### WORK ITEM
According to the DreamLab text, how much faster has the app let researchers process data?

### SOURCE TEXT
This week we are revealing some of the most exciting technology projects taking place in Vodafone right now. Today we’ll be looking at two projects that benefit from processing significant amounts of data:

 

5) DreamLab by Alyssa Jones, Head of Vodafone Australia Foundation

The Vodafone Foundation’s DreamLab app is aiding cancer research.

The DreamLab app was first launched in Australia to help the Garvan Institute for Medical Research to harness the collective processing power of smartphones while they’re charging (usually at night, while the user is asleep).

Research being undertaken by the Garvan Institute into the causes of cancer requires huge amounts of data processing power. The app has enabled researchers to process data twice as fast.

The Vodafone Foundation’s longer-term vision is to extend the potential for DreamLab by promoting it in various Vodafone markets in order to grow a large international base of ‘dreamers’ providing significant computing power, so that researchers all over the globe undertaking cancer research can take advantage of this resource.

(Bounding box prediction data)
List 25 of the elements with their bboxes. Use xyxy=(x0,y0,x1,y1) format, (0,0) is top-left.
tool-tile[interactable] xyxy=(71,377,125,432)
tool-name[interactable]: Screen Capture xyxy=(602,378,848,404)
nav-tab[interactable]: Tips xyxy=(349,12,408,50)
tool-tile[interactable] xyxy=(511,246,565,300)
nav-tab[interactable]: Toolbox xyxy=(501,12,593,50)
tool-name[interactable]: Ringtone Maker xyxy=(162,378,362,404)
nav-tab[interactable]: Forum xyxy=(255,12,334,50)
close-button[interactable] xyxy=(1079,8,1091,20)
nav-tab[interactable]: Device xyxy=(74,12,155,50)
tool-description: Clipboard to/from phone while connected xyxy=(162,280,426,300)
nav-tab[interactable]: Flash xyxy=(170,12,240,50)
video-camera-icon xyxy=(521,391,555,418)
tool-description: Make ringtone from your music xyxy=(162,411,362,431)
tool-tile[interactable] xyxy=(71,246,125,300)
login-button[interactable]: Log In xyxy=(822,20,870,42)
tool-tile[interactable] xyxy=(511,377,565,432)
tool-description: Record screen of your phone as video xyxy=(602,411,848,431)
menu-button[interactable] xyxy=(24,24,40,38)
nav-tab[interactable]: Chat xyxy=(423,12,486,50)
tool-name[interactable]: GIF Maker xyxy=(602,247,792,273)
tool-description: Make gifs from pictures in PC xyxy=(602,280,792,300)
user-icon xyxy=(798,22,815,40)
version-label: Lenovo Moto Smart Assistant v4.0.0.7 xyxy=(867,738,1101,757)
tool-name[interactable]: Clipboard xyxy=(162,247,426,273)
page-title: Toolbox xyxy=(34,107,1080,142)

### SOLUTION TO THE EXERCISE
Twice as fast.